## Begin

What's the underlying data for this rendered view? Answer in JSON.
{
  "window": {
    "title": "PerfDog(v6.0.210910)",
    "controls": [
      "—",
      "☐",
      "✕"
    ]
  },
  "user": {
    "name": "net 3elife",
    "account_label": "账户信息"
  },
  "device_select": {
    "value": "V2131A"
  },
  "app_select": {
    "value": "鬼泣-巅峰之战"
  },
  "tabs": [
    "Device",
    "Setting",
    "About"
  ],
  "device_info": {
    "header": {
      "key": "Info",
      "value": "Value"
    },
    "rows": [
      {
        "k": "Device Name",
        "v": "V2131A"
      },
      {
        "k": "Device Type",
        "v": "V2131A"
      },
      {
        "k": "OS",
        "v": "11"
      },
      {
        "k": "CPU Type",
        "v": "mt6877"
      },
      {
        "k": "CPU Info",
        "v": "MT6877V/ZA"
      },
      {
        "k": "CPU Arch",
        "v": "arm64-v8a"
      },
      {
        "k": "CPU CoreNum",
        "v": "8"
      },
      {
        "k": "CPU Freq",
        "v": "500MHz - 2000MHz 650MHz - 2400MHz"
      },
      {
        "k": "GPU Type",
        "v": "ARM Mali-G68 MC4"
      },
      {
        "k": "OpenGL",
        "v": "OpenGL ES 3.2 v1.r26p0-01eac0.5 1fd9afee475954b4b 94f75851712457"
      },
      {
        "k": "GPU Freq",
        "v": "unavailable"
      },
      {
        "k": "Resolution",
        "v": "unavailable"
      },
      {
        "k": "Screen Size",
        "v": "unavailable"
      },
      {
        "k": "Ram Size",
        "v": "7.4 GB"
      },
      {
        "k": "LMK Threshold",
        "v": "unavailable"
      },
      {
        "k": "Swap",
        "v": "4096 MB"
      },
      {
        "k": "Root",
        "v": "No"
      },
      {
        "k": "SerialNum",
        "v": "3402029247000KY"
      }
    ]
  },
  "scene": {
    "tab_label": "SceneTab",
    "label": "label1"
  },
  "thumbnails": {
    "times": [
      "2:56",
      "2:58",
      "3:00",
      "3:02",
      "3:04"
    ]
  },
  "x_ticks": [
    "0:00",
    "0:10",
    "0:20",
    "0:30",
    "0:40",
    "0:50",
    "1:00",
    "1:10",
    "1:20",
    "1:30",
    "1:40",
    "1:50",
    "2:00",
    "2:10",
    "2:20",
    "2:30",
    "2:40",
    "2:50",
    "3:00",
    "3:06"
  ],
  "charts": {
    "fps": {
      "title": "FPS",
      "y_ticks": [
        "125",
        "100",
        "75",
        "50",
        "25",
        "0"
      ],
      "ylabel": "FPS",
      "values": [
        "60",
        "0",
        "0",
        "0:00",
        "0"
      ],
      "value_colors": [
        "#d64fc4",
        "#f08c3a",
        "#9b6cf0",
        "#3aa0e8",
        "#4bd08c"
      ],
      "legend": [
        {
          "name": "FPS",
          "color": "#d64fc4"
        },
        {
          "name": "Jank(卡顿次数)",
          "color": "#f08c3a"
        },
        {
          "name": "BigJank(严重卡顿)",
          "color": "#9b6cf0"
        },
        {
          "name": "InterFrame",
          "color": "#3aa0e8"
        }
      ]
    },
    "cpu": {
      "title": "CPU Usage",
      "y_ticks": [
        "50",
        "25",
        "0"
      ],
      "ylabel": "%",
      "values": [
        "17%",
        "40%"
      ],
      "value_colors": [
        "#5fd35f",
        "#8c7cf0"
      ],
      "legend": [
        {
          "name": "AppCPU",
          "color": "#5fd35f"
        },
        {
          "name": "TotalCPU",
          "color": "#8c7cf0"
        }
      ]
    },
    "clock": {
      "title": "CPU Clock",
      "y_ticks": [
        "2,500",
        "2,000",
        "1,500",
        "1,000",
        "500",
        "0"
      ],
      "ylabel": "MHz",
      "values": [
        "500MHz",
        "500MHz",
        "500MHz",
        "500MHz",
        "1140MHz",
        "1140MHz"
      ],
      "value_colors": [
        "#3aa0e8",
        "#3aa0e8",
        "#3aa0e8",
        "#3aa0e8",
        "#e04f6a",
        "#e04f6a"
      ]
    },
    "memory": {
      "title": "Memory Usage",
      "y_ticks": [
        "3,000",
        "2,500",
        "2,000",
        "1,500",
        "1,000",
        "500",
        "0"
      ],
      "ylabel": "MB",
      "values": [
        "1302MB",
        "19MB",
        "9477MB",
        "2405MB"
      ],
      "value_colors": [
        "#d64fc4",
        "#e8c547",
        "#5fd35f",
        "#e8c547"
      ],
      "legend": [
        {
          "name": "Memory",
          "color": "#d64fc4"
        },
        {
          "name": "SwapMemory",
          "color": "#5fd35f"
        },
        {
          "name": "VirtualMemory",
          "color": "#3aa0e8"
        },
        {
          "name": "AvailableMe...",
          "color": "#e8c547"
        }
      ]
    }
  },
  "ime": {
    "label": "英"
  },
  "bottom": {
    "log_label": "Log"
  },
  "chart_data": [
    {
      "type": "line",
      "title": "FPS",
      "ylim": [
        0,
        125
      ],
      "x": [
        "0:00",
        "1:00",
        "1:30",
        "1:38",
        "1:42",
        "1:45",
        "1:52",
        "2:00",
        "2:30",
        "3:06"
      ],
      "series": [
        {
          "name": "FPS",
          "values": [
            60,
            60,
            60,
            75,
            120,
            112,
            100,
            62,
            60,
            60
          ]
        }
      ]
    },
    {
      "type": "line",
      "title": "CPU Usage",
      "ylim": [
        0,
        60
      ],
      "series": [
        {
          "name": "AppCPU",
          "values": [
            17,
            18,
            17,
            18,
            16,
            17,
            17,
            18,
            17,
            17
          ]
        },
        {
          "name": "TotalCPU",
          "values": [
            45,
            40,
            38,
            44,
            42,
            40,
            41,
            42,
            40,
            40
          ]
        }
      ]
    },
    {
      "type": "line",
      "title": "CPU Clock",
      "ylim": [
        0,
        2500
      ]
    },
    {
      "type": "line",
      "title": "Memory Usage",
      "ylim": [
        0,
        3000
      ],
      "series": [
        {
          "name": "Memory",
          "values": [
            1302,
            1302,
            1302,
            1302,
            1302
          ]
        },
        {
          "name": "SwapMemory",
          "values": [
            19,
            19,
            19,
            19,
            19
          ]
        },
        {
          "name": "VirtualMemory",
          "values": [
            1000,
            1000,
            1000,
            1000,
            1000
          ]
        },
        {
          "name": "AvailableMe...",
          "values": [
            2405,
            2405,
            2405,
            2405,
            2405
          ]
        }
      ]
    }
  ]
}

## End

> [Exercise]:
Write out the full listing exactly as given.

> [In response]:
What's the underlying data for this rendered view? Answer in JSON.
{
  "window": {
    "title": "PerfDog(v6.0.210910)",
    "controls": [
      "—",
      "☐",
      "✕"
    ]
  },
  "user": {
    "name": "net 3elife",
    "account_label": "账户信息"
  },
  "device_select": {
    "value": "V2131A"
  },
  "app_select": {
    "value": "鬼泣-巅峰之战"
  },
  "tabs": [
    "Device",
    "Setting",
    "About"
  ],
  "device_info": {
    "header": {
      "key": "Info",
      "value": "Value"
    },
    "rows": [
      {
        "k": "Device Name",
        "v": "V2131A"
      },
      {
        "k": "Device Type",
        "v": "V2131A"
      },
      {
        "k": "OS",
        "v": "11"
      },
      {
        "k": "CPU Type",
        "v": "mt6877"
      },
      {
        "k": "CPU Info",
        "v": "MT6877V/ZA"
      },
      {
        "k": "CPU Arch",
        "v": "arm64-v8a"
      },
      {
        "k": "CPU CoreNum",
        "v": "8"
      },
      {
        "k": "CPU Freq",
        "v": "500MHz - 2000MHz 650MHz - 2400MHz"
      },
      {
        "k": "GPU Type",
        "v": "ARM Mali-G68 MC4"
      },
      {
        "k": "OpenGL",
        "v": "OpenGL ES 3.2 v1.r26p0-01eac0.5 1fd9afee475954b4b 94f75851712457"
      },
      {
        "k": "GPU Freq",
        "v": "unavailable"
      },
      {
        "k": "Resolution",
        "v": "unavailable"
      },
      {
        "k": "Screen Size",
        "v": "unavailable"
      },
      {
        "k": "Ram Size",
        "v": "7.4 GB"
      },
      {
        "k": "LMK Threshold",
        "v": "unavailable"
      },
      {
        "k": "Swap",
        "v": "4096 MB"
      },
      {
        "k": "Root",
        "v": "No"
      },
      {
        "k": "SerialNum",
        "v": "3402029247000KY"
      }
    ]
  },
  "scene": {
    "tab_label": "SceneTab",
    "label": "label1"
  },
  "thumbnails": {
    "times": [
      "2:56",
      "2:58",
      "3:00",
      "3:02",
      "3:04"
    ]
  },
  "x_ticks": [
    "0:00",
    "0:10",
    "0:20",
    "0:30",
    "0:40",
    "0:50",
    "1:00",
    "1:10",
    "1:20",
    "1:30",
    "1:40",
    "1:50",
    "2:00",
    "2:10",
    "2:20",
    "2:30",
    "2:40",
    "2:50",
    "3:00",
    "3:06"
  ],
  "charts": {
    "fps": {
      "title": "FPS",
      "y_ticks": [
        "125",
        "100",
        "75",
        "50",
        "25",
        "0"
      ],
      "ylabel": "FPS",
      "values": [
        "60",
        "0",
        "0",
        "0:00",
        "0"
      ],
      "value_colors": [
        "#d64fc4",
        "#f08c3a",
        "#9b6cf0",
        "#3aa0e8",
        "#4bd08c"
      ],
      "legend": [
        {
          "name": "FPS",
          "color": "#d64fc4"
        },
        {
          "name": "Jank(卡顿次数)",
          "color": "#f08c3a"
        },
        {
          "name": "BigJank(严重卡顿)",
          "color": "#9b6cf0"
        },
        {
          "name": "InterFrame",
          "color": "#3aa0e8"
        }
      ]
    },
    "cpu": {
      "title": "CPU Usage",
      "y_ticks": [
        "50",
        "25",
        "0"
      ],
      "ylabel": "%",
      "values": [
        "17%",
        "40%"
      ],
      "value_colors": [
        "#5fd35f",
        "#8c7cf0"
      ],
      "legend": [
        {
          "name": "AppCPU",
          "color": "#5fd35f"
        },
        {
          "name": "TotalCPU",
          "color": "#8c7cf0"
        }
      ]
    },
    "clock": {
      "title": "CPU Clock",
      "y_ticks": [
        "2,500",
        "2,000",
        "1,500",
        "1,000",
        "500",
        "0"
      ],
      "ylabel": "MHz",
      "values": [
        "500MHz",
        "500MHz",
        "500MHz",
        "500MHz",
        "1140MHz",
        "1140MHz"
      ],
      "value_colors": [
        "#3aa0e8",
        "#3aa0e8",
        "#3aa0e8",
        "#3aa0e8",
        "#e04f6a",
        "#e04f6a"
      ]
    },
    "memory": {
      "title": "Memory Usage",
      "y_ticks": [
        "3,000",
        "2,500",
        "2,000",
        "1,500",
        "1,000",
        "500",
        "0"
      ],
      "ylabel": "MB",
      "values": [
        "1302MB",
        "19MB",
        "9477MB",
        "2405MB"
      ],
      "value_colors": [
        "#d64fc4",
        "#e8c547",
        "#5fd35f",
        "#e8c547"
      ],
      "legend": [
        {
          "name": "Memory",
          "color": "#d64fc4"
        },
        {
          "name": "SwapMemory",
          "color": "#5fd35f"
        },
        {
          "name": "VirtualMemory",
          "color": "#3aa0e8"
        },
        {
          "name": "AvailableMe...",
          "color": "#e8c547"
        }
      ]
    }
  },
  "ime": {
    "label": "英"
  },
  "bottom": {
    "log_label": "Log"
  },
  "chart_data": [
    {
      "type": "line",
      "title": "FPS",
      "ylim": [
        0,
        125
      ],
      "x": [
        "0:00",
        "1:00",
        "1:30",
        "1:38",
        "1:42",
        "1:45",
        "1:52",
        "2:00",
        "2:30",
        "3:06"
      ],
      "series": [
        {
          "name": "FPS",
          "values": [
            60,
            60,
            60,
            75,
            120,
            112,
            100,
            62,
            60,
            60
          ]
        }
      ]
    },
    {
      "type": "line",
      "title": "CPU Usage",
      "ylim": [
        0,
        60
      ],
      "series": [
        {
          "name": "AppCPU",
          "values": [
            17,
            18,
            17,
            18,
            16,
            17,
            17,
            18,
            17,
            17
          ]
        },
        {
          "name": "TotalCPU",
          "values": [
            45,
            40,
            38,
            44,
            42,
            40,
            41,
            42,
            40,
            40
          ]
        }
      ]
    },
    {
      "type": "line",
      "title": "CPU Clock",
      "ylim": [
        0,
        2500
      ]
    },
    {
      "type": "line",
      "title": "Memory Usage",
      "ylim": [
        0,
        3000
      ],
      "series": [
        {
          "name": "Memory",
          "values": [
            1302,
            1302,
            1302,
            1302,
            1302
          ]
        },
        {
          "name": "SwapMemory",
          "values": [
            19,
            19,
            19,
            19,
            19
          ]
        },
        {
          "name": "VirtualMemory",
          "values": [
            1000,
            1000,
            1000,
            1000,
            1000
          ]
        },
        {
          "name": "AvailableMe...",
          "values": [
            2405,
            2405,
            2405,
            2405,
            2405
          ]
        }
      ]
    }
  ]
}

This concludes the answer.